*Requirements:*
For the entries below, how many lines include the word "Peak"? Give the figure and nothing more.

*Data entries:*
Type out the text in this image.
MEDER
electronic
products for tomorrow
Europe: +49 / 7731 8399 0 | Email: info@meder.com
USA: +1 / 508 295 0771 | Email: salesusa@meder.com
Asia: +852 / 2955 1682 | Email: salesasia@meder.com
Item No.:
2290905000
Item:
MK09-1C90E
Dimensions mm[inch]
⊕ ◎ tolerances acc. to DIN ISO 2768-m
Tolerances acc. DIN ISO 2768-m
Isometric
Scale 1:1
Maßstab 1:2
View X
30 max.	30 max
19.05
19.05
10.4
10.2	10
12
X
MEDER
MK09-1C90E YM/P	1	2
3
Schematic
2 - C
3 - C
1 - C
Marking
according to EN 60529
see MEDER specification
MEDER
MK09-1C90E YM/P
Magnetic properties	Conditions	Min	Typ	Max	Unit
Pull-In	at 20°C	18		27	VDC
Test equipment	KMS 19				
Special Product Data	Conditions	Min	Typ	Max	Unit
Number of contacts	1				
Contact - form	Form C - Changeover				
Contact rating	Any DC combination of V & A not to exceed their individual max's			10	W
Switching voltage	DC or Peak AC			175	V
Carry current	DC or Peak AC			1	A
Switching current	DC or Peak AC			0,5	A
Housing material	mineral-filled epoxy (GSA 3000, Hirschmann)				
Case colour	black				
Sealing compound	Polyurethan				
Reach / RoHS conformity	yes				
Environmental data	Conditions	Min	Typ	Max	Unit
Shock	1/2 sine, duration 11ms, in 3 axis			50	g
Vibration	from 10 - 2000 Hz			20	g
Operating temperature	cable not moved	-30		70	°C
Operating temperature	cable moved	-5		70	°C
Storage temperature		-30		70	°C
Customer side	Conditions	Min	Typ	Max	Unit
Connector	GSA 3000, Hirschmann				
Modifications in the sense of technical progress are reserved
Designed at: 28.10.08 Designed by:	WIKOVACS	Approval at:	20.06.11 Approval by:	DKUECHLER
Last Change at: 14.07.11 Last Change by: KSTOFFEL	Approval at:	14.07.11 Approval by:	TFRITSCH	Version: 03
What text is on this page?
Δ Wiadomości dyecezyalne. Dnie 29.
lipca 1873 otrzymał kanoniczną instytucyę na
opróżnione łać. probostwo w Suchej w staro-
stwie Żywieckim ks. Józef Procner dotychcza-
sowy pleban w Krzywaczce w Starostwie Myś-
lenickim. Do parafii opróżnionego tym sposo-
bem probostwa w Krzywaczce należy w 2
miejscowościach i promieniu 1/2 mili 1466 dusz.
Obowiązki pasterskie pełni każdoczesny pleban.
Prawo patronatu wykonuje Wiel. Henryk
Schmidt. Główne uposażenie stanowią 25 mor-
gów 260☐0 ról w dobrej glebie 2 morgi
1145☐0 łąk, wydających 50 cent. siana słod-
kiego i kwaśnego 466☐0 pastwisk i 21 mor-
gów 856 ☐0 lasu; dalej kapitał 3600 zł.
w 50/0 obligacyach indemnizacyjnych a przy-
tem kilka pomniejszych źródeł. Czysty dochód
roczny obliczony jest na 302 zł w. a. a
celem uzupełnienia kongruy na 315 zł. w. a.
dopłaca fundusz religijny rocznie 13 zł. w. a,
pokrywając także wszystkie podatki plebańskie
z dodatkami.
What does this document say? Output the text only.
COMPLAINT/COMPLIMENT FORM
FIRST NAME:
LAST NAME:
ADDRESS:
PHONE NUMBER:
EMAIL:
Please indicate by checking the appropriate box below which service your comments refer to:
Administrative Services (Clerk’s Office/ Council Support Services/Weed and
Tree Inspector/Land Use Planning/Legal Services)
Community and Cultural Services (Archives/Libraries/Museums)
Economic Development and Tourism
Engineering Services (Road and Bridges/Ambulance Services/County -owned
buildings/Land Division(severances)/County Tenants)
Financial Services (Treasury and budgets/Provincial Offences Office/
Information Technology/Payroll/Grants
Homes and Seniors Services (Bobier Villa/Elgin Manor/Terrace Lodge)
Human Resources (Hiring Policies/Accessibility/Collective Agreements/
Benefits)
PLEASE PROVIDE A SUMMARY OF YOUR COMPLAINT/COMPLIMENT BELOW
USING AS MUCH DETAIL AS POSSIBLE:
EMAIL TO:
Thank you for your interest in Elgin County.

*Completed exercise:*
3